(Dataset items)
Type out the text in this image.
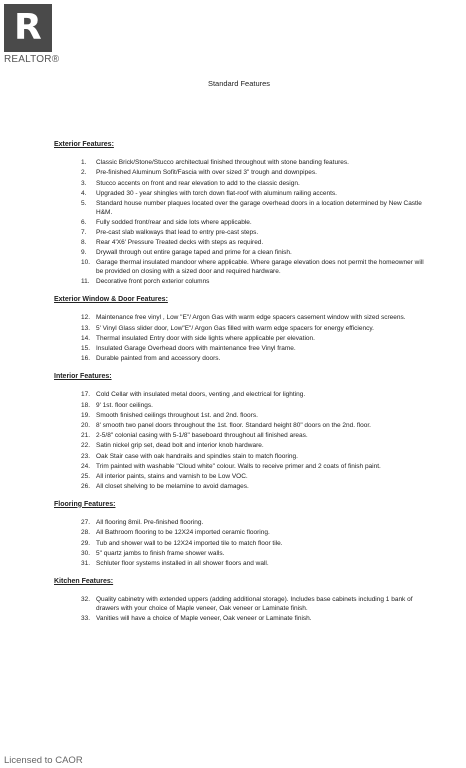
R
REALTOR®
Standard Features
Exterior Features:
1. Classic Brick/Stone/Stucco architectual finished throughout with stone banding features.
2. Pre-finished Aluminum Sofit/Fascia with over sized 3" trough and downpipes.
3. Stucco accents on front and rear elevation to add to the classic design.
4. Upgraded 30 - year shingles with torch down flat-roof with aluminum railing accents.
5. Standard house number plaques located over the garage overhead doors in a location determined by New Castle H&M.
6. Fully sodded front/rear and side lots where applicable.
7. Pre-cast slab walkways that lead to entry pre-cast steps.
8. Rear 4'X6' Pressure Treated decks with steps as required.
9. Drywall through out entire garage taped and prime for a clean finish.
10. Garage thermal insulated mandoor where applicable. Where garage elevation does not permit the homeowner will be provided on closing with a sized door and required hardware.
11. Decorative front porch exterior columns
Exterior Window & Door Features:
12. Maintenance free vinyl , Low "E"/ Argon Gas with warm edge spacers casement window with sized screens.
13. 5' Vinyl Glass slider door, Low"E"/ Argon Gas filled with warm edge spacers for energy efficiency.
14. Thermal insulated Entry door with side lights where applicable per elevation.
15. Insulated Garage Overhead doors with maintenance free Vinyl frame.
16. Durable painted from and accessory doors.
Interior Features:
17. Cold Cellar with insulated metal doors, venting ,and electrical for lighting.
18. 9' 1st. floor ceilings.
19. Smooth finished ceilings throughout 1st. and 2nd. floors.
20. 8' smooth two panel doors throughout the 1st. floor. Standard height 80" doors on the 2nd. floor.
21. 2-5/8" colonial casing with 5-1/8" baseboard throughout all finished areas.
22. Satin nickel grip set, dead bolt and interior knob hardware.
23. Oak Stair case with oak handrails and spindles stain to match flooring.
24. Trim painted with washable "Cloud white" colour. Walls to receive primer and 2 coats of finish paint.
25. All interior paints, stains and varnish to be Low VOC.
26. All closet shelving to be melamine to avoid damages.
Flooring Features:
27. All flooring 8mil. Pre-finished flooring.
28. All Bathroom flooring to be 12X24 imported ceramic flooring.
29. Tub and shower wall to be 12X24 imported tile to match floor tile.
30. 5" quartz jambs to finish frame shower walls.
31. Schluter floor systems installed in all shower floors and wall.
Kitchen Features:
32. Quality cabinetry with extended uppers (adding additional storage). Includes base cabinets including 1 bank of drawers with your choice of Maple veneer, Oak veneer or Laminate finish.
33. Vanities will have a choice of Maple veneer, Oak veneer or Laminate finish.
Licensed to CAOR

Task details. Pictures in the records above are left out; print everything else exactly as written.

Output.
Type out the text in this image.
R
REALTOR®
Standard Features
Exterior Features:
1. Classic Brick/Stone/Stucco architectual finished throughout with stone banding features.
2. Pre-finished Aluminum Sofit/Fascia with over sized 3" trough and downpipes.
3. Stucco accents on front and rear elevation to add to the classic design.
4. Upgraded 30 - year shingles with torch down flat-roof with aluminum railing accents.
5. Standard house number plaques located over the garage overhead doors in a location determined by New Castle H&M.
6. Fully sodded front/rear and side lots where applicable.
7. Pre-cast slab walkways that lead to entry pre-cast steps.
8. Rear 4'X6' Pressure Treated decks with steps as required.
9. Drywall through out entire garage taped and prime for a clean finish.
10. Garage thermal insulated mandoor where applicable. Where garage elevation does not permit the homeowner will be provided on closing with a sized door and required hardware.
11. Decorative front porch exterior columns
Exterior Window & Door Features:
12. Maintenance free vinyl , Low "E"/ Argon Gas with warm edge spacers casement window with sized screens.
13. 5' Vinyl Glass slider door, Low"E"/ Argon Gas filled with warm edge spacers for energy efficiency.
14. Thermal insulated Entry door with side lights where applicable per elevation.
15. Insulated Garage Overhead doors with maintenance free Vinyl frame.
16. Durable painted from and accessory doors.
Interior Features:
17. Cold Cellar with insulated metal doors, venting ,and electrical for lighting.
18. 9' 1st. floor ceilings.
19. Smooth finished ceilings throughout 1st. and 2nd. floors.
20. 8' smooth two panel doors throughout the 1st. floor. Standard height 80" doors on the 2nd. floor.
21. 2-5/8" colonial casing with 5-1/8" baseboard throughout all finished areas.
22. Satin nickel grip set, dead bolt and interior knob hardware.
23. Oak Stair case with oak handrails and spindles stain to match flooring.
24. Trim painted with washable "Cloud white" colour. Walls to receive primer and 2 coats of finish paint.
25. All interior paints, stains and varnish to be Low VOC.
26. All closet shelving to be melamine to avoid damages.
Flooring Features:
27. All flooring 8mil. Pre-finished flooring.
28. All Bathroom flooring to be 12X24 imported ceramic flooring.
29. Tub and shower wall to be 12X24 imported tile to match floor tile.
30. 5" quartz jambs to finish frame shower walls.
31. Schluter floor systems installed in all shower floors and wall.
Kitchen Features:
32. Quality cabinetry with extended uppers (adding additional storage). Includes base cabinets including 1 bank of drawers with your choice of Maple veneer, Oak veneer or Laminate finish.
33. Vanities will have a choice of Maple veneer, Oak veneer or Laminate finish.
Licensed to CAOR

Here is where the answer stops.